**Instruction**
Wherever a line holds the word "stars", copy that line out.
— Start of Dataset entries —
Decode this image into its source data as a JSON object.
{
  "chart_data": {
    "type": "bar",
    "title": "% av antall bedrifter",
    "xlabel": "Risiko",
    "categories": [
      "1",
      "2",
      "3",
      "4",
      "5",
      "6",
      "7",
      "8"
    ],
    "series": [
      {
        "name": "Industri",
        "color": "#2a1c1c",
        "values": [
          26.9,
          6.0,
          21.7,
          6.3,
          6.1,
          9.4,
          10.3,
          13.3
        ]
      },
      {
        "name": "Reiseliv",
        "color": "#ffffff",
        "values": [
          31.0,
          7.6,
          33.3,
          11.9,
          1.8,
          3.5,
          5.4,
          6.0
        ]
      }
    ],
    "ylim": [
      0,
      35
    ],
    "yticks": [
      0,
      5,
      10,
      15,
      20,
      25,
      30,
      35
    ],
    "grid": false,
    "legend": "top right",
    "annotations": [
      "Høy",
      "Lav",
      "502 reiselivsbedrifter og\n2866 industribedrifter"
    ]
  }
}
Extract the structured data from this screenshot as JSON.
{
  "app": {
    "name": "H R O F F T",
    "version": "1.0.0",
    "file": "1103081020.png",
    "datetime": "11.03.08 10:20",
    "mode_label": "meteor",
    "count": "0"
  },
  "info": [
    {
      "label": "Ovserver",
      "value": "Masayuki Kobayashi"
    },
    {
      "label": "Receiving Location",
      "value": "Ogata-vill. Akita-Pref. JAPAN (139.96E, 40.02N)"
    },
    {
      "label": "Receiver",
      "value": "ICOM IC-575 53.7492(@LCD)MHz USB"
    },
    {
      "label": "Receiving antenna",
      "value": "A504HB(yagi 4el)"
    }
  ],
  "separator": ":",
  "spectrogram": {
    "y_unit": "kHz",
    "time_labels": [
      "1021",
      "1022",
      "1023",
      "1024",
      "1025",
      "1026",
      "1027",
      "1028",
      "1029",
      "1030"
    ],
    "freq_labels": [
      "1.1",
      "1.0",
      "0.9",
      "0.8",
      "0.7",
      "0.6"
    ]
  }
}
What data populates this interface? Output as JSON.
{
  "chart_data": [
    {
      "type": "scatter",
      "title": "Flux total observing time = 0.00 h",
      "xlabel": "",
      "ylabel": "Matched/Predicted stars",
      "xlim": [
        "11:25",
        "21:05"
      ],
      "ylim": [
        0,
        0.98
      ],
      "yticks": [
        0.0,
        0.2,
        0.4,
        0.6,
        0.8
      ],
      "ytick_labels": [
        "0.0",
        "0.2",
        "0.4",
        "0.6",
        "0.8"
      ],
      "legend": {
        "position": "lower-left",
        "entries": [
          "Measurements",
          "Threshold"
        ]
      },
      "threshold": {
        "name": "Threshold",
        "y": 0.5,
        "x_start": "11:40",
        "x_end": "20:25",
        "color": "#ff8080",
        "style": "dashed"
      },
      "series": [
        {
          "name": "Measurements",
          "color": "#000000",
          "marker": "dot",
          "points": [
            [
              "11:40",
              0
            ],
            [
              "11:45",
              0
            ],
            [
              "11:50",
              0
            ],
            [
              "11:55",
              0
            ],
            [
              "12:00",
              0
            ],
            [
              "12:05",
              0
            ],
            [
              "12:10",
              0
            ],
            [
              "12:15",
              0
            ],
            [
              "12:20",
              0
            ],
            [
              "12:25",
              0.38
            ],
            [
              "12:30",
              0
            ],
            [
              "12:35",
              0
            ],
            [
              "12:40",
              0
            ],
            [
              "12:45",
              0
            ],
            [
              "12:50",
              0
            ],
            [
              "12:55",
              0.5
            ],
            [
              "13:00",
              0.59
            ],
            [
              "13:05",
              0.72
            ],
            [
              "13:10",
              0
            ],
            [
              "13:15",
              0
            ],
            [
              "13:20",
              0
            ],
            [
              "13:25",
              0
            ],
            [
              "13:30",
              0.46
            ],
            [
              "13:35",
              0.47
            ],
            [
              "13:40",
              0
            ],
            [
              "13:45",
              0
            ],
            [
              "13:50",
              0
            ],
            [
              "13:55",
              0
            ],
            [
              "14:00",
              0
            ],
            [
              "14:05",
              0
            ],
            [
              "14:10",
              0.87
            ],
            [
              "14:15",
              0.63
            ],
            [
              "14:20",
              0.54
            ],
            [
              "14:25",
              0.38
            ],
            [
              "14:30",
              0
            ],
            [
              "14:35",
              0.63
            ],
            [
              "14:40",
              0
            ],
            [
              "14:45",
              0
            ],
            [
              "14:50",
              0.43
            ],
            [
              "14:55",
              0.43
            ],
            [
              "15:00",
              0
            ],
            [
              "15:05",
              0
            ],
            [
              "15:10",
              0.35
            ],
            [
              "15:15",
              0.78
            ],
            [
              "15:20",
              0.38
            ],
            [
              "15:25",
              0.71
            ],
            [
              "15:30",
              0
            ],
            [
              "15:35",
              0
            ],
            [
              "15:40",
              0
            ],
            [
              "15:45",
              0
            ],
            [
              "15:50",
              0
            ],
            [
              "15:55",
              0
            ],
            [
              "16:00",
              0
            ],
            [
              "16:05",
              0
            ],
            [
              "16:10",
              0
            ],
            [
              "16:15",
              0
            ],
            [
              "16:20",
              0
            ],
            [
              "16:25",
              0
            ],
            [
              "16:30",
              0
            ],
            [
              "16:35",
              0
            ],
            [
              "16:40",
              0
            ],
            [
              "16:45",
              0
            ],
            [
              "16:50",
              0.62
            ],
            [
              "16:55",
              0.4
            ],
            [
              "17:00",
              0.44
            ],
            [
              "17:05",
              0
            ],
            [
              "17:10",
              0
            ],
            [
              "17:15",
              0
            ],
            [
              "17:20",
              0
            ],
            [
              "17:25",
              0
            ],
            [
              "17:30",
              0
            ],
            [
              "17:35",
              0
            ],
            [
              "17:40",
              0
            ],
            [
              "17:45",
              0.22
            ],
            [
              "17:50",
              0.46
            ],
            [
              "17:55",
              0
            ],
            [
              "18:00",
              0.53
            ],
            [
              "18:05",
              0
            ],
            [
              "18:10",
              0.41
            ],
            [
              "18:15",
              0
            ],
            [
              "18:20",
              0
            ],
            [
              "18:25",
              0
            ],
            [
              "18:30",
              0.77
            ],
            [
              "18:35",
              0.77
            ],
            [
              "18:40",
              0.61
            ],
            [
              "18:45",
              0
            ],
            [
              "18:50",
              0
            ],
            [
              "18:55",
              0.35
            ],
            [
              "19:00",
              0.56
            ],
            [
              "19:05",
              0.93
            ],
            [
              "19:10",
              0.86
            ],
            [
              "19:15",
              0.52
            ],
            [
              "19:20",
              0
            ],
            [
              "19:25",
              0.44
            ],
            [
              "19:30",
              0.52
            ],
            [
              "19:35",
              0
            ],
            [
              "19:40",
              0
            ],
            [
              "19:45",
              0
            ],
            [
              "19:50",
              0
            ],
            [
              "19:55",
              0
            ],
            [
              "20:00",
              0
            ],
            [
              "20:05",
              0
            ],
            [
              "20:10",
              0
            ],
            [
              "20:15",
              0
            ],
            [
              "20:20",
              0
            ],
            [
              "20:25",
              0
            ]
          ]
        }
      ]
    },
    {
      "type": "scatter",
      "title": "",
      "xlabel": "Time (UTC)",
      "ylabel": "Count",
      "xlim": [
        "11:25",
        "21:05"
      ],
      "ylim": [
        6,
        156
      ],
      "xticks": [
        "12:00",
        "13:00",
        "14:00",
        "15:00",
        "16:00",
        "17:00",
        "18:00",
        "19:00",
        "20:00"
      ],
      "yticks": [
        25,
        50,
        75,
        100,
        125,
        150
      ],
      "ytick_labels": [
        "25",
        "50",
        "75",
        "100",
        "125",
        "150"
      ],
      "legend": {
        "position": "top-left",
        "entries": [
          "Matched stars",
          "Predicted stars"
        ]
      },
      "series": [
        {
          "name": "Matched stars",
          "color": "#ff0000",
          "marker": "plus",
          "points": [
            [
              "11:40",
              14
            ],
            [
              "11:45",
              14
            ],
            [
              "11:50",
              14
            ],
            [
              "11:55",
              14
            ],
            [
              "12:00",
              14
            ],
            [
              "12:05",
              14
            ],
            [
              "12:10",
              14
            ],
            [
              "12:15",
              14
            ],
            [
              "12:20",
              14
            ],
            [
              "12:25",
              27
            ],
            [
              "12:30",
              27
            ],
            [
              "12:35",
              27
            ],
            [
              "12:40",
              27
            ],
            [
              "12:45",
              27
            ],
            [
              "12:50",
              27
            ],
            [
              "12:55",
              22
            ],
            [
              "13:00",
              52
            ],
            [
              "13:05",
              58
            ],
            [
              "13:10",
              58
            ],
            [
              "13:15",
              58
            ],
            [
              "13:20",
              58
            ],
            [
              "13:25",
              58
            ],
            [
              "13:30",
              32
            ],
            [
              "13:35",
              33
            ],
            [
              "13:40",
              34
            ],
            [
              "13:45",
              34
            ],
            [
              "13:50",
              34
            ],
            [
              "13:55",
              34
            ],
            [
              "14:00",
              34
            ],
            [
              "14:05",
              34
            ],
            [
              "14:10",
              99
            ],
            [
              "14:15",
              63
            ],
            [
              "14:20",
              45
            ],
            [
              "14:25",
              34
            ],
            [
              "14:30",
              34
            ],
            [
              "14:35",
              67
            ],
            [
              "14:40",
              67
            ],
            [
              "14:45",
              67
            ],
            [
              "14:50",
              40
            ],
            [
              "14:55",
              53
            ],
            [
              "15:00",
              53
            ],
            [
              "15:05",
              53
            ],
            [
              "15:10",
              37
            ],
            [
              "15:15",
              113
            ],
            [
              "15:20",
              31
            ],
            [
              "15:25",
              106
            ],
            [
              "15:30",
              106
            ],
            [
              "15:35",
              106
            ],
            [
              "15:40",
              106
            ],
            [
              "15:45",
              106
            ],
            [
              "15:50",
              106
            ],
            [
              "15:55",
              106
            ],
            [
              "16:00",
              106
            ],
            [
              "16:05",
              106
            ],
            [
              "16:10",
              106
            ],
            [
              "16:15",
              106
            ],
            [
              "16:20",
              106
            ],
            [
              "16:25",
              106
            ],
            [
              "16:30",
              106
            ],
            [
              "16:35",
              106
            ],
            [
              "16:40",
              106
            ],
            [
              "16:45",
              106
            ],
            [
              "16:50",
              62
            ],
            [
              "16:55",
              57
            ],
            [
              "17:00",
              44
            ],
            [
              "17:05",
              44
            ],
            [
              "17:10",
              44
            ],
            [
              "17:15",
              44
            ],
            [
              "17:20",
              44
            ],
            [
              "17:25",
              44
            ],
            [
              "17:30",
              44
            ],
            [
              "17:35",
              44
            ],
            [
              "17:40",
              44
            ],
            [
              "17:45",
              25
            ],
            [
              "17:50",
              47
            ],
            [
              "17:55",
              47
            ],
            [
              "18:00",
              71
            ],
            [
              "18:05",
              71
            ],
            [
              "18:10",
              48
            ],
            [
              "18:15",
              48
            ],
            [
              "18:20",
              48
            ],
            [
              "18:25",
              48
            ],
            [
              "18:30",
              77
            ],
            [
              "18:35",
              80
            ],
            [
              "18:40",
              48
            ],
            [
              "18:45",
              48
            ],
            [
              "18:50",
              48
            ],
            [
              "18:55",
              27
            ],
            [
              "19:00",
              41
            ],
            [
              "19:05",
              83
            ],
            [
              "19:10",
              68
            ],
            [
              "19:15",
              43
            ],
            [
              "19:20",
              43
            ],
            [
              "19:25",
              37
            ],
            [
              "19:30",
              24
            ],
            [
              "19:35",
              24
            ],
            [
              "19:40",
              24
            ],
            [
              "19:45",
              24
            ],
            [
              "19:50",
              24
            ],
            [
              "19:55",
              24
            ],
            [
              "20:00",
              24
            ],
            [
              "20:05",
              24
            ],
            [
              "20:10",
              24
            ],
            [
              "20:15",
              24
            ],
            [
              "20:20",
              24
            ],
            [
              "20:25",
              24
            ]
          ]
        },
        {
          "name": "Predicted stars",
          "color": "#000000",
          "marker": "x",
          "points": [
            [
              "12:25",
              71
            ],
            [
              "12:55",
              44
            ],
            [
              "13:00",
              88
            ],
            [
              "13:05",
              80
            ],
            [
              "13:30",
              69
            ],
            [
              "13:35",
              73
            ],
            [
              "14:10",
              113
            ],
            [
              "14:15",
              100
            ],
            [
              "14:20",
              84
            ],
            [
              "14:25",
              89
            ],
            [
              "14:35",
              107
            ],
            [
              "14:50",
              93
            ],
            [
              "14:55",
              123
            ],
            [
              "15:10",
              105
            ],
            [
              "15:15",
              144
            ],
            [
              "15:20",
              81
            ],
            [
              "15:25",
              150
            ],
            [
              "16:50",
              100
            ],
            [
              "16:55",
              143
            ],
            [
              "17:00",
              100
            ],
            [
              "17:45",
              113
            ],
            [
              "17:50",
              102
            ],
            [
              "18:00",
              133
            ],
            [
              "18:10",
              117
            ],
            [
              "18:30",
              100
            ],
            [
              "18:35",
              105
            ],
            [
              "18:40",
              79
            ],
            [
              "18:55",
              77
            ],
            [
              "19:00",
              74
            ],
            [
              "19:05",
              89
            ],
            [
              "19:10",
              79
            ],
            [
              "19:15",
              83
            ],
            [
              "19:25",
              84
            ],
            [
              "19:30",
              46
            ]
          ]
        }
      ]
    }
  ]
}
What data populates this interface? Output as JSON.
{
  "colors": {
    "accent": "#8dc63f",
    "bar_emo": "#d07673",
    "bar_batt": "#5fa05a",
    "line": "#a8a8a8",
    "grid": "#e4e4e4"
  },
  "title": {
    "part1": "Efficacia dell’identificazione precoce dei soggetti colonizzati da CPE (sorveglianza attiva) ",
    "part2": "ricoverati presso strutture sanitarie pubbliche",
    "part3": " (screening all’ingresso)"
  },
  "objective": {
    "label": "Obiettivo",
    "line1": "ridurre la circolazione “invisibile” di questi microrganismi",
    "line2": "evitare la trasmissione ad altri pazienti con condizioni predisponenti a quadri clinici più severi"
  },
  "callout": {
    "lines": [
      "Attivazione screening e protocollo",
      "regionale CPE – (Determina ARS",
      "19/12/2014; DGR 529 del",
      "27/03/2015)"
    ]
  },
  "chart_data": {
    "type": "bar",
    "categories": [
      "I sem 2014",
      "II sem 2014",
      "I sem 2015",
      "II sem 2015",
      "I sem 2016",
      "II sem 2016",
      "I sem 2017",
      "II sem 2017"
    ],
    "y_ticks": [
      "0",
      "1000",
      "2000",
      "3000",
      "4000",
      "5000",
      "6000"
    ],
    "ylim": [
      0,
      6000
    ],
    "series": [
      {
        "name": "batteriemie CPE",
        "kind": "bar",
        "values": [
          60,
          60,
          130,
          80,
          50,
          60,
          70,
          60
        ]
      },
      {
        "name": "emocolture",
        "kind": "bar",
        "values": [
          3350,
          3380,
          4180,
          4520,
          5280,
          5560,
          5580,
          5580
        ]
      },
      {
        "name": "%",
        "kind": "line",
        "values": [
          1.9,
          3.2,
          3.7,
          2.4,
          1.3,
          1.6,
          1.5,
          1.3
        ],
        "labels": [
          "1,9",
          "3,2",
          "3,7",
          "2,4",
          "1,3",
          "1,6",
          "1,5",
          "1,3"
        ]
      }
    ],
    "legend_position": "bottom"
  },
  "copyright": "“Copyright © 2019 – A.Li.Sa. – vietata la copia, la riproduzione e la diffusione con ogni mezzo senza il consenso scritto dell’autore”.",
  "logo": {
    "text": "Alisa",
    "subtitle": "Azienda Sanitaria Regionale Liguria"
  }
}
— End of Dataset entries —
**Response**
      "ylabel": "Matched/Predicted stars",
          "Matched stars",
          "Predicted stars"
          "name": "Matched stars",
          "name": "Predicted stars",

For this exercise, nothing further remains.